--- start RECORDS SHOWN ---

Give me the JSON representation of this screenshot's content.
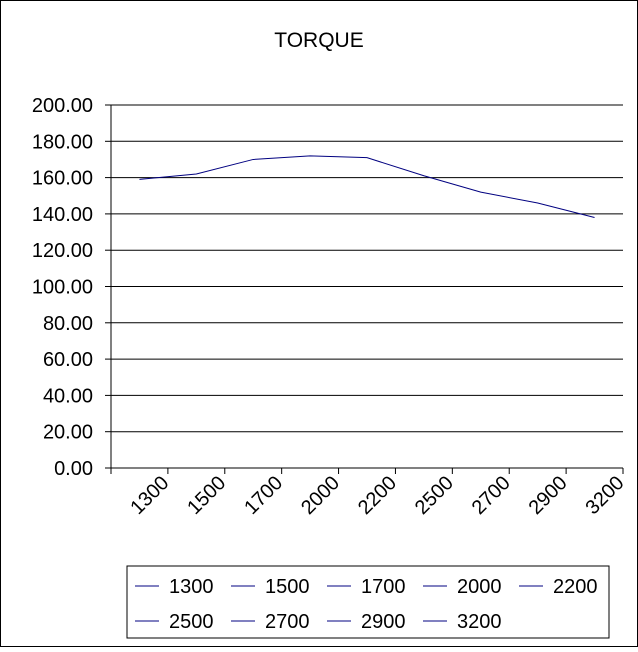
{
  "chart_data": {
    "type": "line",
    "title": "TORQUE",
    "xlabel": "",
    "ylabel": "",
    "categories": [
      "1300",
      "1500",
      "1700",
      "2000",
      "2200",
      "2500",
      "2700",
      "2900",
      "3200"
    ],
    "series": [
      {
        "values": [
          159.0,
          162.0,
          170.0,
          172.0,
          171.0,
          161.0,
          152.0,
          146.0,
          138.0
        ]
      }
    ],
    "ylim": [
      0,
      200
    ],
    "yticks": [
      "0.00",
      "20.00",
      "40.00",
      "60.00",
      "80.00",
      "100.00",
      "120.00",
      "140.00",
      "160.00",
      "180.00",
      "200.00"
    ],
    "grid": true,
    "legend": {
      "position": "bottom",
      "entries": [
        "1300",
        "1500",
        "1700",
        "2000",
        "2200",
        "2500",
        "2700",
        "2900",
        "3200"
      ]
    },
    "colors": {
      "line": "#000080",
      "grid": "#000000",
      "axis": "#000000",
      "legend_swatch": "#000080"
    }
  }
}
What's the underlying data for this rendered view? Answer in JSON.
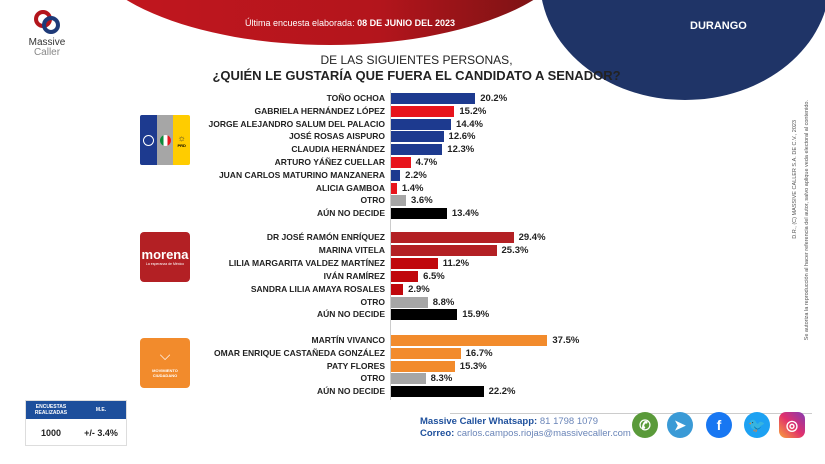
{
  "header": {
    "last_survey_label": "Última encuesta elaborada:",
    "last_survey_date": "08 DE JUNIO DEL 2023",
    "state": "DURANGO",
    "logo_line1": "Massive",
    "logo_line2": "Caller"
  },
  "question": {
    "line1": "DE LAS SIGUIENTES PERSONAS,",
    "line2": "¿QUIÉN LE GUSTARÍA QUE FUERA EL CANDIDATO  A SENADOR?"
  },
  "colors": {
    "pan_blue": "#1d3a8f",
    "pri_red": "#e8141c",
    "morena": "#b32024",
    "mc_orange": "#f28b2c",
    "otro": "#a6a6a6",
    "no_decide": "#000000"
  },
  "chart_data": [
    {
      "type": "bar",
      "orientation": "horizontal",
      "group": "PAN-PRI-PRD",
      "categories": [
        "TOÑO OCHOA",
        "GABRIELA HERNÁNDEZ LÓPEZ",
        "JORGE ALEJANDRO SALUM DEL PALACIO",
        "JOSÉ ROSAS AISPURO",
        "CLAUDIA HERNÁNDEZ",
        "ARTURO YÁÑEZ CUELLAR",
        "JUAN CARLOS MATURINO MANZANERA",
        "ALICIA GAMBOA",
        "OTRO",
        "AÚN NO DECIDE"
      ],
      "values": [
        20.2,
        15.2,
        14.4,
        12.6,
        12.3,
        4.7,
        2.2,
        1.4,
        3.6,
        13.4
      ],
      "labels": [
        "20.2%",
        "15.2%",
        "14.4%",
        "12.6%",
        "12.3%",
        "4.7%",
        "2.2%",
        "1.4%",
        "3.6%",
        "13.4%"
      ],
      "bar_colors": [
        "#1d3a8f",
        "#e8141c",
        "#1d3a8f",
        "#1d3a8f",
        "#1d3a8f",
        "#e8141c",
        "#1d3a8f",
        "#e8141c",
        "#a6a6a6",
        "#000000"
      ]
    },
    {
      "type": "bar",
      "orientation": "horizontal",
      "group": "morena",
      "categories": [
        "DR JOSÉ RAMÓN ENRÍQUEZ",
        "MARINA VITELA",
        "LILIA MARGARITA VALDEZ MARTÍNEZ",
        "IVÁN RAMÍREZ",
        "SANDRA LILIA AMAYA ROSALES",
        "OTRO",
        "AÚN NO DECIDE"
      ],
      "values": [
        29.4,
        25.3,
        11.2,
        6.5,
        2.9,
        8.8,
        15.9
      ],
      "labels": [
        "29.4%",
        "25.3%",
        "11.2%",
        "6.5%",
        "2.9%",
        "8.8%",
        "15.9%"
      ],
      "bar_colors": [
        "#b32024",
        "#b32024",
        "#c0080c",
        "#c0080c",
        "#c0080c",
        "#a6a6a6",
        "#000000"
      ]
    },
    {
      "type": "bar",
      "orientation": "horizontal",
      "group": "MOVIMIENTO CIUDADANO",
      "categories": [
        "MARTÍN VIVANCO",
        "OMAR ENRIQUE CASTAÑEDA GONZÁLEZ",
        "PATY FLORES",
        "OTRO",
        "AÚN NO DECIDE"
      ],
      "values": [
        37.5,
        16.7,
        15.3,
        8.3,
        22.2
      ],
      "labels": [
        "37.5%",
        "16.7%",
        "15.3%",
        "8.3%",
        "22.2%"
      ],
      "bar_colors": [
        "#f28b2c",
        "#f28b2c",
        "#f28b2c",
        "#a6a6a6",
        "#000000"
      ]
    }
  ],
  "party_logos": {
    "morena_name": "morena",
    "morena_tagline": "La esperanza de México",
    "mc_name": "MOVIMIENTO CIUDADANO",
    "prd": "PRD"
  },
  "sidebar_note": {
    "line1": "D.R., (C) MASSIVE CALLER S.A. DE C.V., 2023",
    "line2": "Se autoriza la reproducción al hacer referencia del autor, salvo aplique veda electoral al contenido."
  },
  "survey_box": {
    "col1_header": "ENCUESTAS REALIZADAS",
    "col2_header": "M.E.",
    "surveys": "1000",
    "margin": "+/- 3.4%"
  },
  "footer": {
    "whatsapp_label": "Massive Caller Whatsapp:",
    "whatsapp": "81 1798 1079",
    "email_label": "Correo:",
    "email": "carlos.campos.riojas@massivecaller.com"
  },
  "social": [
    "whatsapp-icon",
    "telegram-icon",
    "facebook-icon",
    "twitter-icon",
    "instagram-icon"
  ]
}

--- end RECORDS SHOWN ---

▶ _JOB_
Without the pictures, print the whole listing exactly as given.

▶ _WRITTEN ANSWER_
Give me the JSON representation of this screenshot's content.
{
  "chart_data": {
    "type": "line",
    "title": "TORQUE",
    "xlabel": "",
    "ylabel": "",
    "categories": [
      "1300",
      "1500",
      "1700",
      "2000",
      "2200",
      "2500",
      "2700",
      "2900",
      "3200"
    ],
    "series": [
      {
        "values": [
          159.0,
          162.0,
          170.0,
          172.0,
          171.0,
          161.0,
          152.0,
          146.0,
          138.0
        ]
      }
    ],
    "ylim": [
      0,
      200
    ],
    "yticks": [
      "0.00",
      "20.00",
      "40.00",
      "60.00",
      "80.00",
      "100.00",
      "120.00",
      "140.00",
      "160.00",
      "180.00",
      "200.00"
    ],
    "grid": true,
    "legend": {
      "position": "bottom",
      "entries": [
        "1300",
        "1500",
        "1700",
        "2000",
        "2200",
        "2500",
        "2700",
        "2900",
        "3200"
      ]
    },
    "colors": {
      "line": "#000080",
      "grid": "#000000",
      "axis": "#000000",
      "legend_swatch": "#000080"
    }
  }
}
What's the underlying data for this rendered view? Answer in JSON.
{
  "header": {
    "last_survey_label": "Última encuesta elaborada:",
    "last_survey_date": "08 DE JUNIO DEL 2023",
    "state": "DURANGO",
    "logo_line1": "Massive",
    "logo_line2": "Caller"
  },
  "question": {
    "line1": "DE LAS SIGUIENTES PERSONAS,",
    "line2": "¿QUIÉN LE GUSTARÍA QUE FUERA EL CANDIDATO  A SENADOR?"
  },
  "colors": {
    "pan_blue": "#1d3a8f",
    "pri_red": "#e8141c",
    "morena": "#b32024",
    "mc_orange": "#f28b2c",
    "otro": "#a6a6a6",
    "no_decide": "#000000"
  },
  "chart_data": [
    {
      "type": "bar",
      "orientation": "horizontal",
      "group": "PAN-PRI-PRD",
      "categories": [
        "TOÑO OCHOA",
        "GABRIELA HERNÁNDEZ LÓPEZ",
        "JORGE ALEJANDRO SALUM DEL PALACIO",
        "JOSÉ ROSAS AISPURO",
        "CLAUDIA HERNÁNDEZ",
        "ARTURO YÁÑEZ CUELLAR",
        "JUAN CARLOS MATURINO MANZANERA",
        "ALICIA GAMBOA",
        "OTRO",
        "AÚN NO DECIDE"
      ],
      "values": [
        20.2,
        15.2,
        14.4,
        12.6,
        12.3,
        4.7,
        2.2,
        1.4,
        3.6,
        13.4
      ],
      "labels": [
        "20.2%",
        "15.2%",
        "14.4%",
        "12.6%",
        "12.3%",
        "4.7%",
        "2.2%",
        "1.4%",
        "3.6%",
        "13.4%"
      ],
      "bar_colors": [
        "#1d3a8f",
        "#e8141c",
        "#1d3a8f",
        "#1d3a8f",
        "#1d3a8f",
        "#e8141c",
        "#1d3a8f",
        "#e8141c",
        "#a6a6a6",
        "#000000"
      ]
    },
    {
      "type": "bar",
      "orientation": "horizontal",
      "group": "morena",
      "categories": [
        "DR JOSÉ RAMÓN ENRÍQUEZ",
        "MARINA VITELA",
        "LILIA MARGARITA VALDEZ MARTÍNEZ",
        "IVÁN RAMÍREZ",
        "SANDRA LILIA AMAYA ROSALES",
        "OTRO",
        "AÚN NO DECIDE"
      ],
      "values": [
        29.4,
        25.3,
        11.2,
        6.5,
        2.9,
        8.8,
        15.9
      ],
      "labels": [
        "29.4%",
        "25.3%",
        "11.2%",
        "6.5%",
        "2.9%",
        "8.8%",
        "15.9%"
      ],
      "bar_colors": [
        "#b32024",
        "#b32024",
        "#c0080c",
        "#c0080c",
        "#c0080c",
        "#a6a6a6",
        "#000000"
      ]
    },
    {
      "type": "bar",
      "orientation": "horizontal",
      "group": "MOVIMIENTO CIUDADANO",
      "categories": [
        "MARTÍN VIVANCO",
        "OMAR ENRIQUE CASTAÑEDA GONZÁLEZ",
        "PATY FLORES",
        "OTRO",
        "AÚN NO DECIDE"
      ],
      "values": [
        37.5,
        16.7,
        15.3,
        8.3,
        22.2
      ],
      "labels": [
        "37.5%",
        "16.7%",
        "15.3%",
        "8.3%",
        "22.2%"
      ],
      "bar_colors": [
        "#f28b2c",
        "#f28b2c",
        "#f28b2c",
        "#a6a6a6",
        "#000000"
      ]
    }
  ],
  "party_logos": {
    "morena_name": "morena",
    "morena_tagline": "La esperanza de México",
    "mc_name": "MOVIMIENTO CIUDADANO",
    "prd": "PRD"
  },
  "sidebar_note": {
    "line1": "D.R., (C) MASSIVE CALLER S.A. DE C.V., 2023",
    "line2": "Se autoriza la reproducción al hacer referencia del autor, salvo aplique veda electoral al contenido."
  },
  "survey_box": {
    "col1_header": "ENCUESTAS REALIZADAS",
    "col2_header": "M.E.",
    "surveys": "1000",
    "margin": "+/- 3.4%"
  },
  "footer": {
    "whatsapp_label": "Massive Caller Whatsapp:",
    "whatsapp": "81 1798 1079",
    "email_label": "Correo:",
    "email": "carlos.campos.riojas@massivecaller.com"
  },
  "social": [
    "whatsapp-icon",
    "telegram-icon",
    "facebook-icon",
    "twitter-icon",
    "instagram-icon"
  ]
}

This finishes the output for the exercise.